**PROVIDED MATERIAL**
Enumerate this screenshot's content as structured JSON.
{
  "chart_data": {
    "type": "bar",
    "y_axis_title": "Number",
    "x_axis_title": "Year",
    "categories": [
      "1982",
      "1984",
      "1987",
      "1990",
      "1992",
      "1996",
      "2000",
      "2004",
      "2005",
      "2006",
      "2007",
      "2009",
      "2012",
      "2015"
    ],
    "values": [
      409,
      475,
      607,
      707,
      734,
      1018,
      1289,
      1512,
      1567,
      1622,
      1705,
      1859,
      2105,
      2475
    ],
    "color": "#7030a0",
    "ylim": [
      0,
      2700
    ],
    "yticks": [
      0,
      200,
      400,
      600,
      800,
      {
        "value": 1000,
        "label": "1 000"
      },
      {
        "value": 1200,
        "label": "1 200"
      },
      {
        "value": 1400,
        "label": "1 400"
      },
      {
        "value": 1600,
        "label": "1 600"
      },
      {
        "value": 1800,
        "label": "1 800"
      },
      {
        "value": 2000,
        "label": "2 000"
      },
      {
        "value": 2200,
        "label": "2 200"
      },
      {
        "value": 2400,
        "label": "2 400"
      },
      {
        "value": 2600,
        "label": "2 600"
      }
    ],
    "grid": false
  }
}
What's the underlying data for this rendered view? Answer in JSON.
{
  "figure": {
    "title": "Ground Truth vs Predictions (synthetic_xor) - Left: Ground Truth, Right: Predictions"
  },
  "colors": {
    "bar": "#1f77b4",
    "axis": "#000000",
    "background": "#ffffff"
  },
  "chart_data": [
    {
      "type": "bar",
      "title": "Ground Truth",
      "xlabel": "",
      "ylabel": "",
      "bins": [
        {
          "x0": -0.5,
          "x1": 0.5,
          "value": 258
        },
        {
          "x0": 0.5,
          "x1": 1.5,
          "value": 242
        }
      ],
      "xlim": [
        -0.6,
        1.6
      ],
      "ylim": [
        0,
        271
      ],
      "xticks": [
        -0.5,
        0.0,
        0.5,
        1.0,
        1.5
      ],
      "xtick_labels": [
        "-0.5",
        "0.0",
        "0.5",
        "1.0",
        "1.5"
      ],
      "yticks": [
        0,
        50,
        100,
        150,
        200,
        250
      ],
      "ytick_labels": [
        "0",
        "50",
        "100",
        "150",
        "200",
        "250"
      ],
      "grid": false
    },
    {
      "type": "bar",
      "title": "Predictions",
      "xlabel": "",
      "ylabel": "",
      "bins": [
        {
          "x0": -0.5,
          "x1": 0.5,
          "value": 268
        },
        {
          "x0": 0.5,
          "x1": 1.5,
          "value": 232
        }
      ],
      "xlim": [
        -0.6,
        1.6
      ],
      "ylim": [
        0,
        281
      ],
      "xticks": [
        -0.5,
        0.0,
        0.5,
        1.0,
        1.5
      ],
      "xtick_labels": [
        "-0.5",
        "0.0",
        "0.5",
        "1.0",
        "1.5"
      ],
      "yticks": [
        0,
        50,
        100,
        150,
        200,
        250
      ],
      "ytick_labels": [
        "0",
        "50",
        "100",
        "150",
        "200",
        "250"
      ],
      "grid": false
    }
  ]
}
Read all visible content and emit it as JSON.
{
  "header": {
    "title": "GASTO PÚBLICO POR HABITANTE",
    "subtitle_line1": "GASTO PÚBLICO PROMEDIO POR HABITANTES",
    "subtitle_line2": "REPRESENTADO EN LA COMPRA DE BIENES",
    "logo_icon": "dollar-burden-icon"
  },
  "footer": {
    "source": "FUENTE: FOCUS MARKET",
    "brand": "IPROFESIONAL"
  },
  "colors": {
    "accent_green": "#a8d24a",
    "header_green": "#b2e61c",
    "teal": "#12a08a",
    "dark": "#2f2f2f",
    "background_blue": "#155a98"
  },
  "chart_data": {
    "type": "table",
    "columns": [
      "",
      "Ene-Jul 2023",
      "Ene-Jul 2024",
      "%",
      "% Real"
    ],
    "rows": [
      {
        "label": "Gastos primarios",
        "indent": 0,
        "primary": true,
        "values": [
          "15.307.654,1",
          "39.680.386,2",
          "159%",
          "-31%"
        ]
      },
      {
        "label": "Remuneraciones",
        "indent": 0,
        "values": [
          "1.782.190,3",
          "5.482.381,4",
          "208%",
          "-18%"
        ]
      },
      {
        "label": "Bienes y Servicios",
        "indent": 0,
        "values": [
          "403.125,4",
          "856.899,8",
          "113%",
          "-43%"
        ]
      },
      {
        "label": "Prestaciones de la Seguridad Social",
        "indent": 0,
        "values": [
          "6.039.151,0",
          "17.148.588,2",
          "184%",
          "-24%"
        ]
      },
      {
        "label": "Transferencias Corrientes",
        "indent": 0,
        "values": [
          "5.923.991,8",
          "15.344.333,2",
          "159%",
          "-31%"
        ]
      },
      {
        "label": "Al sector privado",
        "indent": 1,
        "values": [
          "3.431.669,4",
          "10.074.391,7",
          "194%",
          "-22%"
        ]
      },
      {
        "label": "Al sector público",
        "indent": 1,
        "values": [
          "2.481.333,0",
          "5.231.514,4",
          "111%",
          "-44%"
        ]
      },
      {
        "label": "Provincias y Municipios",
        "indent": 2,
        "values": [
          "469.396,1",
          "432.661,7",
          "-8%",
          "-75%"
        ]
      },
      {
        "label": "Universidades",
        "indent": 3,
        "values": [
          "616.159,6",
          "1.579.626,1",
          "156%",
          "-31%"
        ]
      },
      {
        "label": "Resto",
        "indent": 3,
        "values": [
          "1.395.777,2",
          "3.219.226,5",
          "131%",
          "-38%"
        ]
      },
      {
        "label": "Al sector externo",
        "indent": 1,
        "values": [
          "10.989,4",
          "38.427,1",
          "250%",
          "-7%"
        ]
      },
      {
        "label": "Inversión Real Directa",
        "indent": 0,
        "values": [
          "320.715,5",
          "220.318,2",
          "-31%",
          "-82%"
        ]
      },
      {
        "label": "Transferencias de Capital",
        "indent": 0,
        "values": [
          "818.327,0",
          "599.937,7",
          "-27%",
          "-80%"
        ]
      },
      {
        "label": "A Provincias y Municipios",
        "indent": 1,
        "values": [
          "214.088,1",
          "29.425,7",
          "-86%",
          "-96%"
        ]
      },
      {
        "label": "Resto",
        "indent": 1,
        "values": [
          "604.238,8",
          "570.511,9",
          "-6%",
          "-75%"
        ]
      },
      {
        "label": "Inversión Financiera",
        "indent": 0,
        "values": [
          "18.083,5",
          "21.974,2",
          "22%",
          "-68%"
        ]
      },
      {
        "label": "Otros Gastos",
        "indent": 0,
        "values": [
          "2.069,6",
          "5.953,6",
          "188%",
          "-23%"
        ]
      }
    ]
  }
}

**WRITTEN INSTRUCTION**
Please output the entries above, every line exactly as it reads.

**SOLUTION TO THIS PROBLEM**
Enumerate this screenshot's content as structured JSON.
{
  "chart_data": {
    "type": "bar",
    "y_axis_title": "Number",
    "x_axis_title": "Year",
    "categories": [
      "1982",
      "1984",
      "1987",
      "1990",
      "1992",
      "1996",
      "2000",
      "2004",
      "2005",
      "2006",
      "2007",
      "2009",
      "2012",
      "2015"
    ],
    "values": [
      409,
      475,
      607,
      707,
      734,
      1018,
      1289,
      1512,
      1567,
      1622,
      1705,
      1859,
      2105,
      2475
    ],
    "color": "#7030a0",
    "ylim": [
      0,
      2700
    ],
    "yticks": [
      0,
      200,
      400,
      600,
      800,
      {
        "value": 1000,
        "label": "1 000"
      },
      {
        "value": 1200,
        "label": "1 200"
      },
      {
        "value": 1400,
        "label": "1 400"
      },
      {
        "value": 1600,
        "label": "1 600"
      },
      {
        "value": 1800,
        "label": "1 800"
      },
      {
        "value": 2000,
        "label": "2 000"
      },
      {
        "value": 2200,
        "label": "2 200"
      },
      {
        "value": 2400,
        "label": "2 400"
      },
      {
        "value": 2600,
        "label": "2 600"
      }
    ],
    "grid": false
  }
}
What's the underlying data for this rendered view? Answer in JSON.
{
  "figure": {
    "title": "Ground Truth vs Predictions (synthetic_xor) - Left: Ground Truth, Right: Predictions"
  },
  "colors": {
    "bar": "#1f77b4",
    "axis": "#000000",
    "background": "#ffffff"
  },
  "chart_data": [
    {
      "type": "bar",
      "title": "Ground Truth",
      "xlabel": "",
      "ylabel": "",
      "bins": [
        {
          "x0": -0.5,
          "x1": 0.5,
          "value": 258
        },
        {
          "x0": 0.5,
          "x1": 1.5,
          "value": 242
        }
      ],
      "xlim": [
        -0.6,
        1.6
      ],
      "ylim": [
        0,
        271
      ],
      "xticks": [
        -0.5,
        0.0,
        0.5,
        1.0,
        1.5
      ],
      "xtick_labels": [
        "-0.5",
        "0.0",
        "0.5",
        "1.0",
        "1.5"
      ],
      "yticks": [
        0,
        50,
        100,
        150,
        200,
        250
      ],
      "ytick_labels": [
        "0",
        "50",
        "100",
        "150",
        "200",
        "250"
      ],
      "grid": false
    },
    {
      "type": "bar",
      "title": "Predictions",
      "xlabel": "",
      "ylabel": "",
      "bins": [
        {
          "x0": -0.5,
          "x1": 0.5,
          "value": 268
        },
        {
          "x0": 0.5,
          "x1": 1.5,
          "value": 232
        }
      ],
      "xlim": [
        -0.6,
        1.6
      ],
      "ylim": [
        0,
        281
      ],
      "xticks": [
        -0.5,
        0.0,
        0.5,
        1.0,
        1.5
      ],
      "xtick_labels": [
        "-0.5",
        "0.0",
        "0.5",
        "1.0",
        "1.5"
      ],
      "yticks": [
        0,
        50,
        100,
        150,
        200,
        250
      ],
      "ytick_labels": [
        "0",
        "50",
        "100",
        "150",
        "200",
        "250"
      ],
      "grid": false
    }
  ]
}
Read all visible content and emit it as JSON.
{
  "header": {
    "title": "GASTO PÚBLICO POR HABITANTE",
    "subtitle_line1": "GASTO PÚBLICO PROMEDIO POR HABITANTES",
    "subtitle_line2": "REPRESENTADO EN LA COMPRA DE BIENES",
    "logo_icon": "dollar-burden-icon"
  },
  "footer": {
    "source": "FUENTE: FOCUS MARKET",
    "brand": "IPROFESIONAL"
  },
  "colors": {
    "accent_green": "#a8d24a",
    "header_green": "#b2e61c",
    "teal": "#12a08a",
    "dark": "#2f2f2f",
    "background_blue": "#155a98"
  },
  "chart_data": {
    "type": "table",
    "columns": [
      "",
      "Ene-Jul 2023",
      "Ene-Jul 2024",
      "%",
      "% Real"
    ],
    "rows": [
      {
        "label": "Gastos primarios",
        "indent": 0,
        "primary": true,
        "values": [
          "15.307.654,1",
          "39.680.386,2",
          "159%",
          "-31%"
        ]
      },
      {
        "label": "Remuneraciones",
        "indent": 0,
        "values": [
          "1.782.190,3",
          "5.482.381,4",
          "208%",
          "-18%"
        ]
      },
      {
        "label": "Bienes y Servicios",
        "indent": 0,
        "values": [
          "403.125,4",
          "856.899,8",
          "113%",
          "-43%"
        ]
      },
      {
        "label": "Prestaciones de la Seguridad Social",
        "indent": 0,
        "values": [
          "6.039.151,0",
          "17.148.588,2",
          "184%",
          "-24%"
        ]
      },
      {
        "label": "Transferencias Corrientes",
        "indent": 0,
        "values": [
          "5.923.991,8",
          "15.344.333,2",
          "159%",
          "-31%"
        ]
      },
      {
        "label": "Al sector privado",
        "indent": 1,
        "values": [
          "3.431.669,4",
          "10.074.391,7",
          "194%",
          "-22%"
        ]
      },
      {
        "label": "Al sector público",
        "indent": 1,
        "values": [
          "2.481.333,0",
          "5.231.514,4",
          "111%",
          "-44%"
        ]
      },
      {
        "label": "Provincias y Municipios",
        "indent": 2,
        "values": [
          "469.396,1",
          "432.661,7",
          "-8%",
          "-75%"
        ]
      },
      {
        "label": "Universidades",
        "indent": 3,
        "values": [
          "616.159,6",
          "1.579.626,1",
          "156%",
          "-31%"
        ]
      },
      {
        "label": "Resto",
        "indent": 3,
        "values": [
          "1.395.777,2",
          "3.219.226,5",
          "131%",
          "-38%"
        ]
      },
      {
        "label": "Al sector externo",
        "indent": 1,
        "values": [
          "10.989,4",
          "38.427,1",
          "250%",
          "-7%"
        ]
      },
      {
        "label": "Inversión Real Directa",
        "indent": 0,
        "values": [
          "320.715,5",
          "220.318,2",
          "-31%",
          "-82%"
        ]
      },
      {
        "label": "Transferencias de Capital",
        "indent": 0,
        "values": [
          "818.327,0",
          "599.937,7",
          "-27%",
          "-80%"
        ]
      },
      {
        "label": "A Provincias y Municipios",
        "indent": 1,
        "values": [
          "214.088,1",
          "29.425,7",
          "-86%",
          "-96%"
        ]
      },
      {
        "label": "Resto",
        "indent": 1,
        "values": [
          "604.238,8",
          "570.511,9",
          "-6%",
          "-75%"
        ]
      },
      {
        "label": "Inversión Financiera",
        "indent": 0,
        "values": [
          "18.083,5",
          "21.974,2",
          "22%",
          "-68%"
        ]
      },
      {
        "label": "Otros Gastos",
        "indent": 0,
        "values": [
          "2.069,6",
          "5.953,6",
          "188%",
          "-23%"
        ]
      }
    ]
  }
}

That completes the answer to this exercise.